▶ **The task**: Repeat the whole listing exactly.

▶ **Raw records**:
[Start]

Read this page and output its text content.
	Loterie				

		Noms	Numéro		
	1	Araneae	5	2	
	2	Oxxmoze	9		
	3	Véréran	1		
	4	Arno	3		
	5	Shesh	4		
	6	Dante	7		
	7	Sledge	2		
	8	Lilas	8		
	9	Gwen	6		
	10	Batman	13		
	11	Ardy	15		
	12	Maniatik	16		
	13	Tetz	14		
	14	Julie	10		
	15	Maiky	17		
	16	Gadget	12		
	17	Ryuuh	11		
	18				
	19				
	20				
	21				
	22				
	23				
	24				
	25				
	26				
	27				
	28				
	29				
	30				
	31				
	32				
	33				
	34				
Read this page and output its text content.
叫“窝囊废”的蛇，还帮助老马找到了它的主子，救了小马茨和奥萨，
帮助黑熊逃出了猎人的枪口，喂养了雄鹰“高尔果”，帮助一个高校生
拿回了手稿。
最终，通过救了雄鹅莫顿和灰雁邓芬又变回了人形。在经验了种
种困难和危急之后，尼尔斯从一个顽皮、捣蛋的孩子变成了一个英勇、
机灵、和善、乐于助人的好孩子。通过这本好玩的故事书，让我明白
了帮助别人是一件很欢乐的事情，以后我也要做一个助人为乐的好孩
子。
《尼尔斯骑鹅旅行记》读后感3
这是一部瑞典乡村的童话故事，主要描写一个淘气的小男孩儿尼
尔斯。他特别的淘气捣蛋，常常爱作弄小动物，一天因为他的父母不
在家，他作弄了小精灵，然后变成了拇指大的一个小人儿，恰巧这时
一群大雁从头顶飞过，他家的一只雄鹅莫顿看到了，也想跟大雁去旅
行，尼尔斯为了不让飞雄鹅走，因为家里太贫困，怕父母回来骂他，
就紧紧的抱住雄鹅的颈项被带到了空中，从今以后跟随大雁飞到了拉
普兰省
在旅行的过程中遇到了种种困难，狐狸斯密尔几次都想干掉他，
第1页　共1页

[End]

▶ **Task response**:
Read this page and output its text content.
	Loterie				

		Noms	Numéro		
	1	Araneae	5	2	
	2	Oxxmoze	9		
	3	Véréran	1		
	4	Arno	3		
	5	Shesh	4		
	6	Dante	7		
	7	Sledge	2		
	8	Lilas	8		
	9	Gwen	6		
	10	Batman	13		
	11	Ardy	15		
	12	Maniatik	16		
	13	Tetz	14		
	14	Julie	10		
	15	Maiky	17		
	16	Gadget	12		
	17	Ryuuh	11		
	18				
	19				
	20				
	21				
	22				
	23				
	24				
	25				
	26				
	27				
	28				
	29				
	30				
	31				
	32				
	33				
	34				
Read this page and output its text content.
叫“窝囊废”的蛇，还帮助老马找到了它的主子，救了小马茨和奥萨，
帮助黑熊逃出了猎人的枪口，喂养了雄鹰“高尔果”，帮助一个高校生
拿回了手稿。
最终，通过救了雄鹅莫顿和灰雁邓芬又变回了人形。在经验了种
种困难和危急之后，尼尔斯从一个顽皮、捣蛋的孩子变成了一个英勇、
机灵、和善、乐于助人的好孩子。通过这本好玩的故事书，让我明白
了帮助别人是一件很欢乐的事情，以后我也要做一个助人为乐的好孩
子。
《尼尔斯骑鹅旅行记》读后感3
这是一部瑞典乡村的童话故事，主要描写一个淘气的小男孩儿尼
尔斯。他特别的淘气捣蛋，常常爱作弄小动物，一天因为他的父母不
在家，他作弄了小精灵，然后变成了拇指大的一个小人儿，恰巧这时
一群大雁从头顶飞过，他家的一只雄鹅莫顿看到了，也想跟大雁去旅
行，尼尔斯为了不让飞雄鹅走，因为家里太贫困，怕父母回来骂他，
就紧紧的抱住雄鹅的颈项被带到了空中，从今以后跟随大雁飞到了拉
普兰省
在旅行的过程中遇到了种种困难，狐狸斯密尔几次都想干掉他，
第1页　共1页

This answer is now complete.